EXERCISE PROMPT:
Print out each entry below exactly, please.

+++

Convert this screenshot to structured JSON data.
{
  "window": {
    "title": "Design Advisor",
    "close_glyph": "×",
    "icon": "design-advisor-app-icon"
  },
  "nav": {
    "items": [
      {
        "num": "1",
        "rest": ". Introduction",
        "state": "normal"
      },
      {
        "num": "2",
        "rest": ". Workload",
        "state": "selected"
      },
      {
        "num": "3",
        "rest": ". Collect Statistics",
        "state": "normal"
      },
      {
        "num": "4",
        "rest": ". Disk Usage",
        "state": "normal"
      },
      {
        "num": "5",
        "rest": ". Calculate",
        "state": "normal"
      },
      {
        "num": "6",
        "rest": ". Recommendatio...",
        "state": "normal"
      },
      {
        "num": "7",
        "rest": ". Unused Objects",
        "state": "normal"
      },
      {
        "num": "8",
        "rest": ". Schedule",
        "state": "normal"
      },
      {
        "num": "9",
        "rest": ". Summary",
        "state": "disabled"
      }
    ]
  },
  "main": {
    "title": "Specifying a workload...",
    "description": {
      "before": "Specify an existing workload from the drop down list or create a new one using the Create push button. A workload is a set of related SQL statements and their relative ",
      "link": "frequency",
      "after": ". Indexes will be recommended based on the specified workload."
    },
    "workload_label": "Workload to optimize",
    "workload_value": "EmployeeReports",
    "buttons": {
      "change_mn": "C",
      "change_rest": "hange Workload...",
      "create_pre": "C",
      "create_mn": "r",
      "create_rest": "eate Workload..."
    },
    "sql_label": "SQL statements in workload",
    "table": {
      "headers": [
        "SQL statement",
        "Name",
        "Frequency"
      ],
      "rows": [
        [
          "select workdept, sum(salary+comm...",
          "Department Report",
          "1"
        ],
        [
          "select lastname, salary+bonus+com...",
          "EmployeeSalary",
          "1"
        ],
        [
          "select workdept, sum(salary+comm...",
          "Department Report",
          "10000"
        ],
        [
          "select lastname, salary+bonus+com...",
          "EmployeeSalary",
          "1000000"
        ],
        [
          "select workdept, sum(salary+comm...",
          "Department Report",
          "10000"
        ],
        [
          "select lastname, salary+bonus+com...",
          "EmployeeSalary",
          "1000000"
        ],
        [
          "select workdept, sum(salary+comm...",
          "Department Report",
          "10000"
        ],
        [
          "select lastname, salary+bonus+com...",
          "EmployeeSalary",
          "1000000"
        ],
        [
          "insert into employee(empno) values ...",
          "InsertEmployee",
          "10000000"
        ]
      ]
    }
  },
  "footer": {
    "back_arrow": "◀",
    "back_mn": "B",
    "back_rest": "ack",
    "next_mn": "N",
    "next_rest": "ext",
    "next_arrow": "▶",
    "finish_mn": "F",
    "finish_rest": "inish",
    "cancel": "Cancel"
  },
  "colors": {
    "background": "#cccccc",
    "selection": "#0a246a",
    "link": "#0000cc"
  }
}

+++

REPLY:
Convert this screenshot to structured JSON data.
{
  "window": {
    "title": "Design Advisor",
    "close_glyph": "×",
    "icon": "design-advisor-app-icon"
  },
  "nav": {
    "items": [
      {
        "num": "1",
        "rest": ". Introduction",
        "state": "normal"
      },
      {
        "num": "2",
        "rest": ". Workload",
        "state": "selected"
      },
      {
        "num": "3",
        "rest": ". Collect Statistics",
        "state": "normal"
      },
      {
        "num": "4",
        "rest": ". Disk Usage",
        "state": "normal"
      },
      {
        "num": "5",
        "rest": ". Calculate",
        "state": "normal"
      },
      {
        "num": "6",
        "rest": ". Recommendatio...",
        "state": "normal"
      },
      {
        "num": "7",
        "rest": ". Unused Objects",
        "state": "normal"
      },
      {
        "num": "8",
        "rest": ". Schedule",
        "state": "normal"
      },
      {
        "num": "9",
        "rest": ". Summary",
        "state": "disabled"
      }
    ]
  },
  "main": {
    "title": "Specifying a workload...",
    "description": {
      "before": "Specify an existing workload from the drop down list or create a new one using the Create push button. A workload is a set of related SQL statements and their relative ",
      "link": "frequency",
      "after": ". Indexes will be recommended based on the specified workload."
    },
    "workload_label": "Workload to optimize",
    "workload_value": "EmployeeReports",
    "buttons": {
      "change_mn": "C",
      "change_rest": "hange Workload...",
      "create_pre": "C",
      "create_mn": "r",
      "create_rest": "eate Workload..."
    },
    "sql_label": "SQL statements in workload",
    "table": {
      "headers": [
        "SQL statement",
        "Name",
        "Frequency"
      ],
      "rows": [
        [
          "select workdept, sum(salary+comm...",
          "Department Report",
          "1"
        ],
        [
          "select lastname, salary+bonus+com...",
          "EmployeeSalary",
          "1"
        ],
        [
          "select workdept, sum(salary+comm...",
          "Department Report",
          "10000"
        ],
        [
          "select lastname, salary+bonus+com...",
          "EmployeeSalary",
          "1000000"
        ],
        [
          "select workdept, sum(salary+comm...",
          "Department Report",
          "10000"
        ],
        [
          "select lastname, salary+bonus+com...",
          "EmployeeSalary",
          "1000000"
        ],
        [
          "select workdept, sum(salary+comm...",
          "Department Report",
          "10000"
        ],
        [
          "select lastname, salary+bonus+com...",
          "EmployeeSalary",
          "1000000"
        ],
        [
          "insert into employee(empno) values ...",
          "InsertEmployee",
          "10000000"
        ]
      ]
    }
  },
  "footer": {
    "back_arrow": "◀",
    "back_mn": "B",
    "back_rest": "ack",
    "next_mn": "N",
    "next_rest": "ext",
    "next_arrow": "▶",
    "finish_mn": "F",
    "finish_rest": "inish",
    "cancel": "Cancel"
  },
  "colors": {
    "background": "#cccccc",
    "selection": "#0a246a",
    "link": "#0000cc"
  }
}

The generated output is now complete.